Exercise aim: Print all records exactly, leaving nothing out.

Records:
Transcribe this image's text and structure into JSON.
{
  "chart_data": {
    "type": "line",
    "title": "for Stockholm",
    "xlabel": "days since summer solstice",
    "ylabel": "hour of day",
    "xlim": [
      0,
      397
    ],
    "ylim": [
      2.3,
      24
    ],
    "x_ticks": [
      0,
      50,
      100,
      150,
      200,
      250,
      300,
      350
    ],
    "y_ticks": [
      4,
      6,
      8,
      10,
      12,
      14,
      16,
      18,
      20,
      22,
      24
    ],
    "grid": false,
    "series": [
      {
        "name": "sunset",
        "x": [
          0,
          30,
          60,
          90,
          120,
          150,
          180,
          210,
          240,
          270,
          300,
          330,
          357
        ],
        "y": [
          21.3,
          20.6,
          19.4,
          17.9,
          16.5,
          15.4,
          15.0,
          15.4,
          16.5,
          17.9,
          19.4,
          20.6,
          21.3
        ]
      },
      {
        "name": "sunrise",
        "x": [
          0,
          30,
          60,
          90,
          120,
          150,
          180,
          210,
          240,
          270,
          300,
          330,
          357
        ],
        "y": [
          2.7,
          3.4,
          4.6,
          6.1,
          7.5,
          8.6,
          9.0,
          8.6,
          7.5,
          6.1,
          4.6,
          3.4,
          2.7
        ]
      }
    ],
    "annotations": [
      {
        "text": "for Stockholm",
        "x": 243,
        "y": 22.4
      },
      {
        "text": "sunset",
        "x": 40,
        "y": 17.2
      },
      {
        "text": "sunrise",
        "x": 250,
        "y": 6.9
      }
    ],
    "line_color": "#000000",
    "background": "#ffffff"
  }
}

Full output:
Transcribe this image's text and structure into JSON.
{
  "chart_data": {
    "type": "line",
    "title": "for Stockholm",
    "xlabel": "days since summer solstice",
    "ylabel": "hour of day",
    "xlim": [
      0,
      397
    ],
    "ylim": [
      2.3,
      24
    ],
    "x_ticks": [
      0,
      50,
      100,
      150,
      200,
      250,
      300,
      350
    ],
    "y_ticks": [
      4,
      6,
      8,
      10,
      12,
      14,
      16,
      18,
      20,
      22,
      24
    ],
    "grid": false,
    "series": [
      {
        "name": "sunset",
        "x": [
          0,
          30,
          60,
          90,
          120,
          150,
          180,
          210,
          240,
          270,
          300,
          330,
          357
        ],
        "y": [
          21.3,
          20.6,
          19.4,
          17.9,
          16.5,
          15.4,
          15.0,
          15.4,
          16.5,
          17.9,
          19.4,
          20.6,
          21.3
        ]
      },
      {
        "name": "sunrise",
        "x": [
          0,
          30,
          60,
          90,
          120,
          150,
          180,
          210,
          240,
          270,
          300,
          330,
          357
        ],
        "y": [
          2.7,
          3.4,
          4.6,
          6.1,
          7.5,
          8.6,
          9.0,
          8.6,
          7.5,
          6.1,
          4.6,
          3.4,
          2.7
        ]
      }
    ],
    "annotations": [
      {
        "text": "for Stockholm",
        "x": 243,
        "y": 22.4
      },
      {
        "text": "sunset",
        "x": 40,
        "y": 17.2
      },
      {
        "text": "sunrise",
        "x": 250,
        "y": 6.9
      }
    ],
    "line_color": "#000000",
    "background": "#ffffff"
  }
}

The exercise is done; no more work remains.